**MATERIAL TO PROCESS:**

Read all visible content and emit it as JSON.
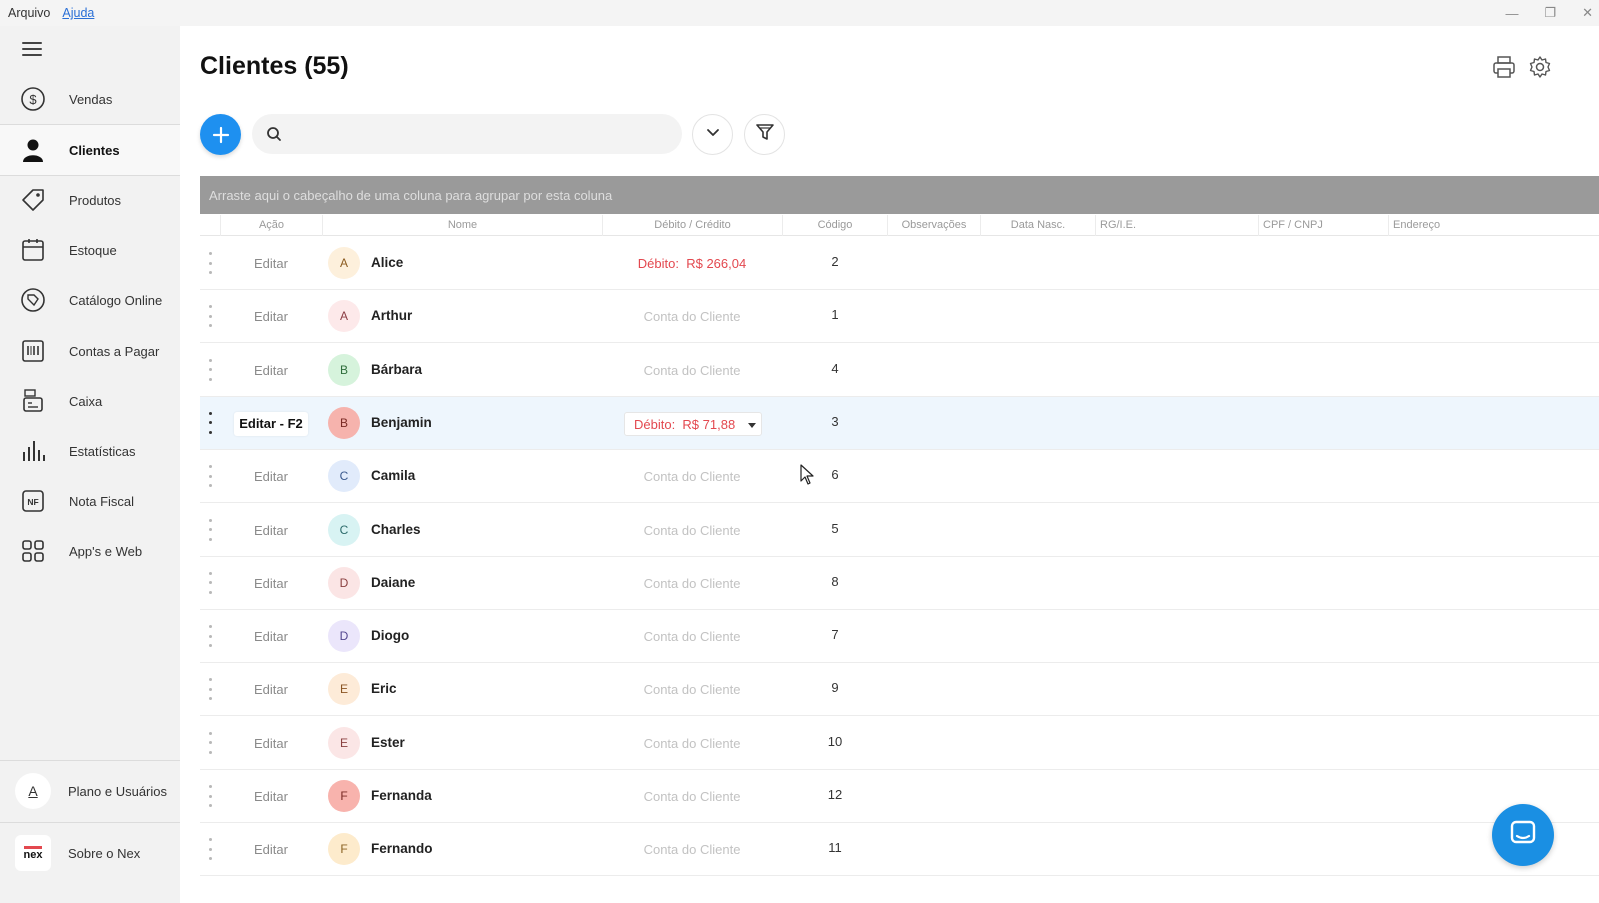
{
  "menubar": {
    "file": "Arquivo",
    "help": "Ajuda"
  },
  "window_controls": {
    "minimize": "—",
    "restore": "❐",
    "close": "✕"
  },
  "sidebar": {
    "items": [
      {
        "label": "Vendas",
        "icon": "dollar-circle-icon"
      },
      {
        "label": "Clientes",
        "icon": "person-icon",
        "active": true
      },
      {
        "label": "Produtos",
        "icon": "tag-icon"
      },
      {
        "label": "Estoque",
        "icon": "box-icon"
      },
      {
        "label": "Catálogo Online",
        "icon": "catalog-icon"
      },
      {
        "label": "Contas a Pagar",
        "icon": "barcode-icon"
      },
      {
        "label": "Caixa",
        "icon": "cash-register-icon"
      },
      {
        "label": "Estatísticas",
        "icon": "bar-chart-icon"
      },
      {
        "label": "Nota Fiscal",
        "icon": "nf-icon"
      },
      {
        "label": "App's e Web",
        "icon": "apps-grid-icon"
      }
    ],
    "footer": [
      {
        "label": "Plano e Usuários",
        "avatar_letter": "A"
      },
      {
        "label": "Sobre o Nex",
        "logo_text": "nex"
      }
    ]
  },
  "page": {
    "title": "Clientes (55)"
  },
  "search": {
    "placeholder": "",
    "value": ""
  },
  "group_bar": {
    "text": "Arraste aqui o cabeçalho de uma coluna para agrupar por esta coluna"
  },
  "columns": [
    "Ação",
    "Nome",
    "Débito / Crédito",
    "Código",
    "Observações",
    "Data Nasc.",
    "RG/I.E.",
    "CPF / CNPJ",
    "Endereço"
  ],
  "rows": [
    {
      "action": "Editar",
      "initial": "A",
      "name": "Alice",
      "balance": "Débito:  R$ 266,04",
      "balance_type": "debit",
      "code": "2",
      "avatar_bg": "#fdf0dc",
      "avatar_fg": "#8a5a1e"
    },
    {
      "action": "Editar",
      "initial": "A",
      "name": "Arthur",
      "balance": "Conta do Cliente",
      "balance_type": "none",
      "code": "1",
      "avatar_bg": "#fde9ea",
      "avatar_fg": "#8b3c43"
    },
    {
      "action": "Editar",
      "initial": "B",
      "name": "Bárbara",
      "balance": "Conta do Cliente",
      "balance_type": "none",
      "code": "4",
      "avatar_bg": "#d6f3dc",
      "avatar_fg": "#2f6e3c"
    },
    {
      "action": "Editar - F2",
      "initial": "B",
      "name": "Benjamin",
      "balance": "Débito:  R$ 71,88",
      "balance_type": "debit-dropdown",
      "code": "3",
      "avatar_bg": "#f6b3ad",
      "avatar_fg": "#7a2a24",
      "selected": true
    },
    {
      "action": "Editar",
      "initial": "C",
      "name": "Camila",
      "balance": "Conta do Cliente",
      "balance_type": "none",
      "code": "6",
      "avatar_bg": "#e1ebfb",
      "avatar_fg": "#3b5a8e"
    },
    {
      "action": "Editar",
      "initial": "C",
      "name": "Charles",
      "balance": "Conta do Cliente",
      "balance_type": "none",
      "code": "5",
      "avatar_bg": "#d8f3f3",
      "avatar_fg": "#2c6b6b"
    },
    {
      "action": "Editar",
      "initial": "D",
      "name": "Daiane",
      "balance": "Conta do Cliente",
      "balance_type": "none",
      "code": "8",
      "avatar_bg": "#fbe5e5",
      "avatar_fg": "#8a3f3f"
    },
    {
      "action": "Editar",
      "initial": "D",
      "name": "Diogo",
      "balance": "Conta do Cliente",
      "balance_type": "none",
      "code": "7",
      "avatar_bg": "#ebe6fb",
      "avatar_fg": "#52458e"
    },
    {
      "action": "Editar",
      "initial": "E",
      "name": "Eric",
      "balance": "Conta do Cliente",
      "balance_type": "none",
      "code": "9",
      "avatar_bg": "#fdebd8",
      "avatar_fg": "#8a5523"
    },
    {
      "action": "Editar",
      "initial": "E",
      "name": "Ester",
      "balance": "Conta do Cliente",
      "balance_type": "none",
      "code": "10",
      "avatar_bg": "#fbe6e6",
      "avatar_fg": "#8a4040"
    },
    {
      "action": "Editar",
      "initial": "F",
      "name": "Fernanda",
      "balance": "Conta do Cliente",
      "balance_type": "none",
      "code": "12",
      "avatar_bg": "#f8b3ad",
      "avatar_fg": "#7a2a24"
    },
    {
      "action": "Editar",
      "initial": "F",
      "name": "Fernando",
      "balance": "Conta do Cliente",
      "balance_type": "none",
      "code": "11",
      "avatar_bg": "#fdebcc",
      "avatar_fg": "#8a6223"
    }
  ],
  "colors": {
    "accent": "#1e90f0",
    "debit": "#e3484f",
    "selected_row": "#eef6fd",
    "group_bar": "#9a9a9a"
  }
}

**TASK DESCRIPTION:** Omit any images, then output the listing exactly.

**EXERCISE RESPONSE:**
Read all visible content and emit it as JSON.
{
  "menubar": {
    "file": "Arquivo",
    "help": "Ajuda"
  },
  "window_controls": {
    "minimize": "—",
    "restore": "❐",
    "close": "✕"
  },
  "sidebar": {
    "items": [
      {
        "label": "Vendas",
        "icon": "dollar-circle-icon"
      },
      {
        "label": "Clientes",
        "icon": "person-icon",
        "active": true
      },
      {
        "label": "Produtos",
        "icon": "tag-icon"
      },
      {
        "label": "Estoque",
        "icon": "box-icon"
      },
      {
        "label": "Catálogo Online",
        "icon": "catalog-icon"
      },
      {
        "label": "Contas a Pagar",
        "icon": "barcode-icon"
      },
      {
        "label": "Caixa",
        "icon": "cash-register-icon"
      },
      {
        "label": "Estatísticas",
        "icon": "bar-chart-icon"
      },
      {
        "label": "Nota Fiscal",
        "icon": "nf-icon"
      },
      {
        "label": "App's e Web",
        "icon": "apps-grid-icon"
      }
    ],
    "footer": [
      {
        "label": "Plano e Usuários",
        "avatar_letter": "A"
      },
      {
        "label": "Sobre o Nex",
        "logo_text": "nex"
      }
    ]
  },
  "page": {
    "title": "Clientes (55)"
  },
  "search": {
    "placeholder": "",
    "value": ""
  },
  "group_bar": {
    "text": "Arraste aqui o cabeçalho de uma coluna para agrupar por esta coluna"
  },
  "columns": [
    "Ação",
    "Nome",
    "Débito / Crédito",
    "Código",
    "Observações",
    "Data Nasc.",
    "RG/I.E.",
    "CPF / CNPJ",
    "Endereço"
  ],
  "rows": [
    {
      "action": "Editar",
      "initial": "A",
      "name": "Alice",
      "balance": "Débito:  R$ 266,04",
      "balance_type": "debit",
      "code": "2",
      "avatar_bg": "#fdf0dc",
      "avatar_fg": "#8a5a1e"
    },
    {
      "action": "Editar",
      "initial": "A",
      "name": "Arthur",
      "balance": "Conta do Cliente",
      "balance_type": "none",
      "code": "1",
      "avatar_bg": "#fde9ea",
      "avatar_fg": "#8b3c43"
    },
    {
      "action": "Editar",
      "initial": "B",
      "name": "Bárbara",
      "balance": "Conta do Cliente",
      "balance_type": "none",
      "code": "4",
      "avatar_bg": "#d6f3dc",
      "avatar_fg": "#2f6e3c"
    },
    {
      "action": "Editar - F2",
      "initial": "B",
      "name": "Benjamin",
      "balance": "Débito:  R$ 71,88",
      "balance_type": "debit-dropdown",
      "code": "3",
      "avatar_bg": "#f6b3ad",
      "avatar_fg": "#7a2a24",
      "selected": true
    },
    {
      "action": "Editar",
      "initial": "C",
      "name": "Camila",
      "balance": "Conta do Cliente",
      "balance_type": "none",
      "code": "6",
      "avatar_bg": "#e1ebfb",
      "avatar_fg": "#3b5a8e"
    },
    {
      "action": "Editar",
      "initial": "C",
      "name": "Charles",
      "balance": "Conta do Cliente",
      "balance_type": "none",
      "code": "5",
      "avatar_bg": "#d8f3f3",
      "avatar_fg": "#2c6b6b"
    },
    {
      "action": "Editar",
      "initial": "D",
      "name": "Daiane",
      "balance": "Conta do Cliente",
      "balance_type": "none",
      "code": "8",
      "avatar_bg": "#fbe5e5",
      "avatar_fg": "#8a3f3f"
    },
    {
      "action": "Editar",
      "initial": "D",
      "name": "Diogo",
      "balance": "Conta do Cliente",
      "balance_type": "none",
      "code": "7",
      "avatar_bg": "#ebe6fb",
      "avatar_fg": "#52458e"
    },
    {
      "action": "Editar",
      "initial": "E",
      "name": "Eric",
      "balance": "Conta do Cliente",
      "balance_type": "none",
      "code": "9",
      "avatar_bg": "#fdebd8",
      "avatar_fg": "#8a5523"
    },
    {
      "action": "Editar",
      "initial": "E",
      "name": "Ester",
      "balance": "Conta do Cliente",
      "balance_type": "none",
      "code": "10",
      "avatar_bg": "#fbe6e6",
      "avatar_fg": "#8a4040"
    },
    {
      "action": "Editar",
      "initial": "F",
      "name": "Fernanda",
      "balance": "Conta do Cliente",
      "balance_type": "none",
      "code": "12",
      "avatar_bg": "#f8b3ad",
      "avatar_fg": "#7a2a24"
    },
    {
      "action": "Editar",
      "initial": "F",
      "name": "Fernando",
      "balance": "Conta do Cliente",
      "balance_type": "none",
      "code": "11",
      "avatar_bg": "#fdebcc",
      "avatar_fg": "#8a6223"
    }
  ],
  "colors": {
    "accent": "#1e90f0",
    "debit": "#e3484f",
    "selected_row": "#eef6fd",
    "group_bar": "#9a9a9a"
  }
}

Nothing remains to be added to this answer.